SUPPLIED PASSAGE
::::
Word Classes in English

Conjunctions
The most grammatical words in English are and, or, and not, the same operators as in propositional logic. and and or can be used to join together most words anywhere further along the continuum. Most obvious are the lexical words, e.g:
  the book, the pen, and the pad (nouns)
  black and blue (adjectives)
  slowly and carefully (adverbs)
  to stop, listen, and sing (verbs)
  to put up or shut up (phrasal verbs)

Also, multiword lexical forms, such as phrases and clauses, can be similarly joined:
  the house, dark blue and three storeys high, ... (adjectival phrases)
  The batter hit the ball and the fielder caught it. (clauses)

But more grammatical words at the same position on the continuum can be joined:
  your performance is over and above expectations (prepositions)
  I could and should go (auxiliary verbs)
  They were and are studying (different type of auxiliary verbs)
  this and that (pronouns)

Incidentally, the continuum can have more than one type of multiword form at the same position, such as adverbials and prepositional phrases:
  They walked, very silently and with great care, ...

and and or are 2 of only 7 conjunctions in English, memorized by the acronym FANBOYS: for, and, nor, but, or, yet, and so. But and and or are more grammatical than the other five conjunctions, and can be used to join the others together, e.g:
  It was difficult, yet and so I tried.

The propositional logic operators are the most grammatical words in English.


Proforms
Next along the continuum are proforms, words that take the place of other more lexical words. In English, the most common type of proform is the pronoun, e.g. he, she, this, which also has determiner form, e.g. his, hers. For example:
  The dog chased the cat, but lost it. (pronoun: it)
  The dog escaped from the goat, but lost its collar. (determiner: its)

Other word classes and multiword forms have proforms. For example, pro-verb do/did:
  I enjoyed the film, and so did the ushers.
Gap for pro-verb:
  We found the south exit, and the other team, the north exit.
Pro-adjective such:
  We experienced a humid day, and also such a night.
Pro-adverb thus:
  Swiftly the Italians played; thus also did the Brazilians.
Proform for multiword adverbial so:
  The programmers finished totally on time; so did the testers.


Particles
Next are a large number of miscellaneous words between grammatical and lexical, which some call particles. Examples are interjections, articles (a/an/the), phrasal verb particles, conjunctive adverbs, sentence connectors, verb auxiliaries, not, only, infinitive's to, etc.

English, and I guess every natural language, is really a mess, and the particles are a way of categorizing the messy stuff.


Prepositions and Verbs
The first lexical word class along the continuum is the prepositions. In Hallidayan Functional Grammar, they're considered to be reduced verbs. Some examples: under, over, through, in. There are also multiword prepositional groups, e.g: up to, out of, with respect to, in lieu of.

Further along the continuum are the verbs, e.g. listen, write, walk. Verbs can be multiword, such as phrasal verbs, e.g. put up, shut up, prepositional phrasal verbs, e.g. get on with, put up with, and verb groups, e.g: will be speaking, has walked, to have gotten on with.
::::
Bounding box prediction data:
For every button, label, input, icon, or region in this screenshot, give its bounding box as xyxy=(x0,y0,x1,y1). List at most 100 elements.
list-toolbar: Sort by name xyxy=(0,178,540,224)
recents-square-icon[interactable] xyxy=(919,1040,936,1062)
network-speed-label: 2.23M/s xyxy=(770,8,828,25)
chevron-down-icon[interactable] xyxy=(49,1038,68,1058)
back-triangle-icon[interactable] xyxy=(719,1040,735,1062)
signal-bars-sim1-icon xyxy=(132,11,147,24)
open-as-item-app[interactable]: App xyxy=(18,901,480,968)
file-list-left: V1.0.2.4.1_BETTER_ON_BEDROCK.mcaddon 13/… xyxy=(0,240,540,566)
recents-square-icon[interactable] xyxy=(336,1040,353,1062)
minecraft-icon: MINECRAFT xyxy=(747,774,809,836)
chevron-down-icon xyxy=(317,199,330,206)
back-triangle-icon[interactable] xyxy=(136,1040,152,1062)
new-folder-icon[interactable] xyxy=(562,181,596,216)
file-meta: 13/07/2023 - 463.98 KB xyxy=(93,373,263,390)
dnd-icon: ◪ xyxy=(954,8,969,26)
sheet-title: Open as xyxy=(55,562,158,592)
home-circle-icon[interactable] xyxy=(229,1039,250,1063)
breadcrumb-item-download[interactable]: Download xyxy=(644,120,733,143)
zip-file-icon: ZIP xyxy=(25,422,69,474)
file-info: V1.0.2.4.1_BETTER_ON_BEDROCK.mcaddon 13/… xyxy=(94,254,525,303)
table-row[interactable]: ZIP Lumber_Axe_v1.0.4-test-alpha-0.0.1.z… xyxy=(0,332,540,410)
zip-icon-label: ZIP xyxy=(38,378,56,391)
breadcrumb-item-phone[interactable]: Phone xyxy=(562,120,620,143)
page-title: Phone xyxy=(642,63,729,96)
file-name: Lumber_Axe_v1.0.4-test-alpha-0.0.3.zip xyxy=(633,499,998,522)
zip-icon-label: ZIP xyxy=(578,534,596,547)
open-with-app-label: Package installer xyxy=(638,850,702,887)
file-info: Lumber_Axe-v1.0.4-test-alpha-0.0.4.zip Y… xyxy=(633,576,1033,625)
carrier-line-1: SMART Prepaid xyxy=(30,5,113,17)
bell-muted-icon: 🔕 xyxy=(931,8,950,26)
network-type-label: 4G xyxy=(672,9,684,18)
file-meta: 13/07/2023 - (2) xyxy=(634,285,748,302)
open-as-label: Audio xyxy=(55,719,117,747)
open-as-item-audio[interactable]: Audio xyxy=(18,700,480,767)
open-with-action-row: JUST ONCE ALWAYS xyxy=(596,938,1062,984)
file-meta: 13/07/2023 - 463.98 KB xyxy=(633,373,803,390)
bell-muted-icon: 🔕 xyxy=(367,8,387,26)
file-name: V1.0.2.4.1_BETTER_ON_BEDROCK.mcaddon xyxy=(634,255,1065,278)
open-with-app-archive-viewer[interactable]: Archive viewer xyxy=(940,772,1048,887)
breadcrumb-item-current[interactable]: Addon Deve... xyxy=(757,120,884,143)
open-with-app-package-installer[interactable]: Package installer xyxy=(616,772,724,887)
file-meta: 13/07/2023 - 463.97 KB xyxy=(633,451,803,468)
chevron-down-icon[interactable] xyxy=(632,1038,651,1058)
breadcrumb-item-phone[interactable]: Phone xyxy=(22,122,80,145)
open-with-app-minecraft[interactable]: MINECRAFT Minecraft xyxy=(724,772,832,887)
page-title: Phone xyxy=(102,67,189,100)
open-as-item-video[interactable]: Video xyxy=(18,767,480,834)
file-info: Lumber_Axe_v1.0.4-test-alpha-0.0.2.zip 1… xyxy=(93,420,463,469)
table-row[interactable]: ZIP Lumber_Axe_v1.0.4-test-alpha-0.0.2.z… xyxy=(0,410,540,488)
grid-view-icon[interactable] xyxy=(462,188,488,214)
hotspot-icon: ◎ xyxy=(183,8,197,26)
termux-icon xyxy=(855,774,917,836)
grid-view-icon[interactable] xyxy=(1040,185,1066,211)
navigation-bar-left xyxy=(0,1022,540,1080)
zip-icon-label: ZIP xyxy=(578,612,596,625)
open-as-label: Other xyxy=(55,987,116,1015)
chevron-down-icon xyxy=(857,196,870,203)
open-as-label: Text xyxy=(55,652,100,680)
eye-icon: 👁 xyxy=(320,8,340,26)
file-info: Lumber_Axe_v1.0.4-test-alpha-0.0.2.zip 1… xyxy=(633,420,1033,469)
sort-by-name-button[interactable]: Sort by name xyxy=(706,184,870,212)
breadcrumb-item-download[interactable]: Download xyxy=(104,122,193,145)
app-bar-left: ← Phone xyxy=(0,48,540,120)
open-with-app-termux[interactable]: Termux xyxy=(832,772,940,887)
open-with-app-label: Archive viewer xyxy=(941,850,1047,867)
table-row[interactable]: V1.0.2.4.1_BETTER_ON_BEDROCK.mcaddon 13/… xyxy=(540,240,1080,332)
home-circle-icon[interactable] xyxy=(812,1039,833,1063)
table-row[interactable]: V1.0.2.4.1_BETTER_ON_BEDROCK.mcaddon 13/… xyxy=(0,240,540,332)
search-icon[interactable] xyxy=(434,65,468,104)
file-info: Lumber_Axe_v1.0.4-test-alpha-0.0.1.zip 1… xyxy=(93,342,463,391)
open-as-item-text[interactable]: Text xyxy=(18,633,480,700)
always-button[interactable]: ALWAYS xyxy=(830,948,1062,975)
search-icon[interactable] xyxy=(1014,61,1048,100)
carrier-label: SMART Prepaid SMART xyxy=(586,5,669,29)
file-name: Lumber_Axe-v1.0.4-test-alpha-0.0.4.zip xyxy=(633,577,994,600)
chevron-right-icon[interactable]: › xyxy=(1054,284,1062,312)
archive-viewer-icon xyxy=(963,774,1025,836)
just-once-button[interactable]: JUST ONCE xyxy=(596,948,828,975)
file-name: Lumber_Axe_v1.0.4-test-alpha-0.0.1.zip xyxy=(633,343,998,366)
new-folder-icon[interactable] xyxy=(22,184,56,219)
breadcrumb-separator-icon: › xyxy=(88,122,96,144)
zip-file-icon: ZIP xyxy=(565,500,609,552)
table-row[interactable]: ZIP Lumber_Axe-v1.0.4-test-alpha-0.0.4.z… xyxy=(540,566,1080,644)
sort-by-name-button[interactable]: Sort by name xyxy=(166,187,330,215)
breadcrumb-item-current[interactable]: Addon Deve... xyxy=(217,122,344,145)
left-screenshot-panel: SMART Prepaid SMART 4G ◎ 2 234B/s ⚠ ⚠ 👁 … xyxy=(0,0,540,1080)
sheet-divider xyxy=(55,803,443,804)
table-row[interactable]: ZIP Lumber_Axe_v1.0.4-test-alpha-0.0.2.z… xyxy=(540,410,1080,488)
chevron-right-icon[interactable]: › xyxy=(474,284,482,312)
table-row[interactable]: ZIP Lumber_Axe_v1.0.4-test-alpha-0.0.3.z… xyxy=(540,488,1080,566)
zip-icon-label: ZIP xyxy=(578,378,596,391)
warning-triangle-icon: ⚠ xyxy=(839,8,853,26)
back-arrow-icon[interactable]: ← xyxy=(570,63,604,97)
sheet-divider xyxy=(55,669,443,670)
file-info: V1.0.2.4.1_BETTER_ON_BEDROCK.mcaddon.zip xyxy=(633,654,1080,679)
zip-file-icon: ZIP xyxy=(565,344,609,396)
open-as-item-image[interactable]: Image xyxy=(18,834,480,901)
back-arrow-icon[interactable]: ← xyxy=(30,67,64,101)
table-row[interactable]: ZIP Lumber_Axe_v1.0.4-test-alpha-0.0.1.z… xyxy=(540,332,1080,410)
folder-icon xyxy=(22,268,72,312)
::::
WHAT THIS EXERCISE ASKS
1. In the text on English word classes, what acronym helps people memorize the seven conjunctions?
2. Rewrite the part of the text on English word classes between "Incidentally, the continuum" and "great care, ...", inclusive, putting "quietly" in place of "silently".
3. Write the next part of the text on English word classes, picking up after its final sentence.

ANSWERS TO EACH TASK
1. FANBOYS.

2.
Incidentally, the continuum can have more than one type of multiword form at the same position, such as adverbials and prepositional phrases:
  They walked, very quietly and with great care, ...

3.
Adjectives and Nouns
Next along the continuum are adjectives, e.g. black, blacker, blackest. In Chomskian Transformational Grammar, adverbs ending in -ly are considered to be the same as adjectives, only modified at the surface level, e.g. slowly, slower, slowest.

Adjectives/adverbs can be multiword, e.g:
  The building is three storeys high. (adjectival phrase)
  That cat walks incredibly slowly. (adverb word group)

Next are common nouns, both count nouns, e.g. pen, pens, and mass nouns, e.g. coffee, hope. Nouns can be built into noun phrases, e.g. the long dark blue pen.

Just as verbs and prepositions are related, so are nouns and adjectives. Abstract ideas often only differ grammatically, e.g:
  Jack is very hopeful.
  Jack has much hope.
  Jack has many hopes.

At the lexical end of the grammar-lexis continuum are proper nouns. These can be phrases we construct from other words, e.g. the Speaker's Tavern, foreign words, e.g. pyjamas, fooyung, or even invented words, e.g. Kodak, Pepsi.

The largest word class in English are the nouns, then the adjectives, then verbs. When new words enter English, they're usually nouns. Some will become adjectives and maybe verbs, but very few ever move further along the continuum towards the grammar end. Although English has many Norman words from 800 or 900 years ago, very few are prepositions, and all the other more grammatical words came from Anglo-Saxon.

Perhaps all natural languages have a word class continuum with prepositional logic words at one end, and definable nouns at the other.



Word Classes in Groovy
Groovy uses both symbols and alphanumeric keywords for grammar, both lexed and parsed grammar. Groovy builds on Java, and hence C++ and C, for its tokens.

Bracketing and Separators
Perhaps the most grammatical along the continuum are the various bracketing symbols. Some have different tokens for opening and closing, e.g:
  /* */ ( ) [ ] { } < >
while others use the same token for both, e.g:
  """ ''' " ' /
There's no corresponding word class in English because English uses prosody (tone, stress, pause, etc) rather than words for the bracketing function.

Next along Groovy's continuum could be separators, e.g:
  , ; : ->
We can use , and ; for lists of elements, similar to and and or in English.

Groovy has a very limited repertoire of pronouns, only this and it.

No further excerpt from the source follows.